Directions:
Where a line contains the word "Ebene", copy that line in full.

-*-*-

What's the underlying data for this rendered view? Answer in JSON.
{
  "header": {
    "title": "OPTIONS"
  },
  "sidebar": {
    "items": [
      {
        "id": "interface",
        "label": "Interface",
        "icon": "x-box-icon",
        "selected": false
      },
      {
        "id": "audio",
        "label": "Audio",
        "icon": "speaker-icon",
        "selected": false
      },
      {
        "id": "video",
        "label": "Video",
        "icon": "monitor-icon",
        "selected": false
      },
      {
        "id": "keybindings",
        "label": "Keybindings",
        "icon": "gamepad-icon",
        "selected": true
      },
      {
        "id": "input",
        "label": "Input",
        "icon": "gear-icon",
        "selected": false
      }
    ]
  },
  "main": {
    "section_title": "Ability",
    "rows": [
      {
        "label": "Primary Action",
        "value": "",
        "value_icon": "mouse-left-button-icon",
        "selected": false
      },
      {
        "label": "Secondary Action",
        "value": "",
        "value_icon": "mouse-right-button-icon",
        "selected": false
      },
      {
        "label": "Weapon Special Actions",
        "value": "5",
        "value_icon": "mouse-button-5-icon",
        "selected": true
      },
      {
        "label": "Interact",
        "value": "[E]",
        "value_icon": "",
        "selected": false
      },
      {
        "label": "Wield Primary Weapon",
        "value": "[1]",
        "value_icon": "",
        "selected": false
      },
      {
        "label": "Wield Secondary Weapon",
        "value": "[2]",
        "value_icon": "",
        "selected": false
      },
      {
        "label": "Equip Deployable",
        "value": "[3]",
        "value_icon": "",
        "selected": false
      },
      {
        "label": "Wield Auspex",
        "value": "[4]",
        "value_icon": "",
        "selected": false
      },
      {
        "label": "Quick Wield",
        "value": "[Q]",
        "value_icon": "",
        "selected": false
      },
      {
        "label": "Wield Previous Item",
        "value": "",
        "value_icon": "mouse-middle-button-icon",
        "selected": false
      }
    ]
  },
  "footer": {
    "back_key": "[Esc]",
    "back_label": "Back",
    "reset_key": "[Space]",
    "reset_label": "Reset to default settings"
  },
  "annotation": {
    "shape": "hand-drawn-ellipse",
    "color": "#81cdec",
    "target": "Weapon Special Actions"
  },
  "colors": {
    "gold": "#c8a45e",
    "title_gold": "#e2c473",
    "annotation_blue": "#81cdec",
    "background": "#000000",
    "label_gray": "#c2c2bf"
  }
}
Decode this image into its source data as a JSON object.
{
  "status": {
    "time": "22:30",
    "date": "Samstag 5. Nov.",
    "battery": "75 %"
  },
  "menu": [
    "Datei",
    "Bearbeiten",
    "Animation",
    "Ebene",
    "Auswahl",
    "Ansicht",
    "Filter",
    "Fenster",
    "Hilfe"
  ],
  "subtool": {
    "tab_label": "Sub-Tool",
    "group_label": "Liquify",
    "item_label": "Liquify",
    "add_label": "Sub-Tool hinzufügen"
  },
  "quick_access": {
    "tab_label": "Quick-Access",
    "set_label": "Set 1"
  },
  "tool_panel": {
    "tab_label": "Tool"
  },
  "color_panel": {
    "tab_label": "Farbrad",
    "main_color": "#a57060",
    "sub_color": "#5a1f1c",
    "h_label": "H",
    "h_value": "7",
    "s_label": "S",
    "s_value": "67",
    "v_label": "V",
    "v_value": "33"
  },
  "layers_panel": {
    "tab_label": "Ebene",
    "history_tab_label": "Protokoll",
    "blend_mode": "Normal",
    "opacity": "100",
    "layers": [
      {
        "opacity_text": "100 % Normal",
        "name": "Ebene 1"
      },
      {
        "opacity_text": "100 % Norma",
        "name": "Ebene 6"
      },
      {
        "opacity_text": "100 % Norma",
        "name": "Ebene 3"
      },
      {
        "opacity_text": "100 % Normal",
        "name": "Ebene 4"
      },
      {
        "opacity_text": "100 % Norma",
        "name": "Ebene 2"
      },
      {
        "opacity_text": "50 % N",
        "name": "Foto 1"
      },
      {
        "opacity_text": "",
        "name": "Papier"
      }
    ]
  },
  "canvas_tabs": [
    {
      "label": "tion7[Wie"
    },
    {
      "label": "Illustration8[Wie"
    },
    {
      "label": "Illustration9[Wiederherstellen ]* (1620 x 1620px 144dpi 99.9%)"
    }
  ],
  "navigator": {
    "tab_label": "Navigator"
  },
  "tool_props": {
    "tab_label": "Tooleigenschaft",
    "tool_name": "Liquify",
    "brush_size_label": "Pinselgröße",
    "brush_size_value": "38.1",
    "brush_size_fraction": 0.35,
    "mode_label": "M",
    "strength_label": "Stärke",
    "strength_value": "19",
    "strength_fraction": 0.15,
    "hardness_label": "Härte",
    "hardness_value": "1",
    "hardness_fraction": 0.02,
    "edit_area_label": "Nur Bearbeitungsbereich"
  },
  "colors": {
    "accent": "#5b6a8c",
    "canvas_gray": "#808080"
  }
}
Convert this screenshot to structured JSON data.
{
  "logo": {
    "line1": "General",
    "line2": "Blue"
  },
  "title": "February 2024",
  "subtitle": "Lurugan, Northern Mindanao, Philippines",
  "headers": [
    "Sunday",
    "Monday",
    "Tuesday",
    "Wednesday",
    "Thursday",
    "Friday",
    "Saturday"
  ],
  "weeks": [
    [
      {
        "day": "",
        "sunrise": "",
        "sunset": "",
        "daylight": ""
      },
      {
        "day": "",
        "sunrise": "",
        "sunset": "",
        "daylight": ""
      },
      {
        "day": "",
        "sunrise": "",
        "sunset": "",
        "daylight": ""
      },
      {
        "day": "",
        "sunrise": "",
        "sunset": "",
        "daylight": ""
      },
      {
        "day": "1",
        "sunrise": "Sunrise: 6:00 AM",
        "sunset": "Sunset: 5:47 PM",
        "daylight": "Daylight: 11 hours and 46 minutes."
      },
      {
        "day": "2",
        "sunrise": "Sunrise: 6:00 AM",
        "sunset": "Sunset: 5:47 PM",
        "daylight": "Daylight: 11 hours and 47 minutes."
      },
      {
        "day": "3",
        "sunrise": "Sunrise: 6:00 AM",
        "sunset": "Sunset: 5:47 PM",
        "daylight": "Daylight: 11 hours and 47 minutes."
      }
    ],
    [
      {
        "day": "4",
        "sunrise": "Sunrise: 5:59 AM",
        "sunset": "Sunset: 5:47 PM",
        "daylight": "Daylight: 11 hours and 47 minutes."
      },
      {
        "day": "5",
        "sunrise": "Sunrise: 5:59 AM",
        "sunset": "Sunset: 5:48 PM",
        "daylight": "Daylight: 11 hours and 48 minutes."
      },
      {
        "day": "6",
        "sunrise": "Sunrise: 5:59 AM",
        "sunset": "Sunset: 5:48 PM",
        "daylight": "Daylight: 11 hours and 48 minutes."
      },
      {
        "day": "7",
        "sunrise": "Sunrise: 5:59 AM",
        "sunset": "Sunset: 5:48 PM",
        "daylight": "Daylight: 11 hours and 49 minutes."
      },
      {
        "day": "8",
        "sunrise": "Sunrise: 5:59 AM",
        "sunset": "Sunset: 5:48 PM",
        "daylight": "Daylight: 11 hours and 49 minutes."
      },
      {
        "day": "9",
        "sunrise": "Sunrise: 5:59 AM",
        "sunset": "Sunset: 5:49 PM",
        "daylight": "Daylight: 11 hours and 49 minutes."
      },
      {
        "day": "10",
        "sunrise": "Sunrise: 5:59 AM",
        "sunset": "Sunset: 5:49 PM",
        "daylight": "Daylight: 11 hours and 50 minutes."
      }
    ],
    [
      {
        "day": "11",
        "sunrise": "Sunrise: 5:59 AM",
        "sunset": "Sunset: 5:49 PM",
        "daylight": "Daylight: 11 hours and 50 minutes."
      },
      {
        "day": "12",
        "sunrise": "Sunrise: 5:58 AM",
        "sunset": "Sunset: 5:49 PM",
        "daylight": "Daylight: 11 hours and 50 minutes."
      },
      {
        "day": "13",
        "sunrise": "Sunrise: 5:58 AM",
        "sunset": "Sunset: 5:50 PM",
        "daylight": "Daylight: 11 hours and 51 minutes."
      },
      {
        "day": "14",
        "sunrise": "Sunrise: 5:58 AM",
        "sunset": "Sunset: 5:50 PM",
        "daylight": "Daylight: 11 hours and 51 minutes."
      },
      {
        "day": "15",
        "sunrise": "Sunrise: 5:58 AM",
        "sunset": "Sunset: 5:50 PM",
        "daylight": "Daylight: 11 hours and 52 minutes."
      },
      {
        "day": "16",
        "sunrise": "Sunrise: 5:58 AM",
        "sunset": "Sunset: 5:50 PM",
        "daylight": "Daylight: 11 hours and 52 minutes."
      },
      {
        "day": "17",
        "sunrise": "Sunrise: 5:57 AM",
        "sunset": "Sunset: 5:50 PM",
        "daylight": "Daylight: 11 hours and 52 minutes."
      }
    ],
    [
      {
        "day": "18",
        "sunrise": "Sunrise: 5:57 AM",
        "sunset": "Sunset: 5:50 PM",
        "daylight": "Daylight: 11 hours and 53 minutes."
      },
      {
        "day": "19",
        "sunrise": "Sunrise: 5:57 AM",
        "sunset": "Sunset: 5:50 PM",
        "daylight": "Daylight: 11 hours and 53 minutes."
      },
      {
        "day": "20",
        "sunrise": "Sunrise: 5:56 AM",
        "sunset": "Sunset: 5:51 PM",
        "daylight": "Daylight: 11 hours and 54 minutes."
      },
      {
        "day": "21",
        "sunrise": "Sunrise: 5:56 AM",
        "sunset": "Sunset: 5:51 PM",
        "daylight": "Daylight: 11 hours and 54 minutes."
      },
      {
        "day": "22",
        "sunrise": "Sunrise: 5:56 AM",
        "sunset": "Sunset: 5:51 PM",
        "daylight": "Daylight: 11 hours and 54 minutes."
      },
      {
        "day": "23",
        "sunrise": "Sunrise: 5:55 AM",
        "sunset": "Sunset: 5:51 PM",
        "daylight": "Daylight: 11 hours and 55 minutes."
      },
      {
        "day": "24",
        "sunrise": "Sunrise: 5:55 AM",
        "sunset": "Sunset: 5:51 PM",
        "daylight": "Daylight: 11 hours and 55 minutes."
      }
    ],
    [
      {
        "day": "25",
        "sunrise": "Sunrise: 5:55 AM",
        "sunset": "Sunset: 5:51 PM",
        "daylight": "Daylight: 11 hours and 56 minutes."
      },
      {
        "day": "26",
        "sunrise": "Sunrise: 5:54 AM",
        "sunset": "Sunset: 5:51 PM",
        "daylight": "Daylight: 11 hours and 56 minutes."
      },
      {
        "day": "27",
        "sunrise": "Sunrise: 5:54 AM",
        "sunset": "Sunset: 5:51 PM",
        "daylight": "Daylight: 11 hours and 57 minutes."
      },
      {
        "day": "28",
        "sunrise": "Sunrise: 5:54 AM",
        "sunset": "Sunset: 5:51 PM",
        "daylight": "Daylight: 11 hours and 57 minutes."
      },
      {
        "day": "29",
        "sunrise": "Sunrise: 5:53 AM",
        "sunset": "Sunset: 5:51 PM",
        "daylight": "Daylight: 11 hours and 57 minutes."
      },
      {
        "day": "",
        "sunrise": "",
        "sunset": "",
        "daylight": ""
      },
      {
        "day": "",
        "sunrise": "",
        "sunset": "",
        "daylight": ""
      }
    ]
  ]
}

-*-*-

Response:
    "Ebene",
    "tab_label": "Ebene",
        "name": "Ebene 1"
        "name": "Ebene 6"
        "name": "Ebene 3"
        "name": "Ebene 4"
        "name": "Ebene 2"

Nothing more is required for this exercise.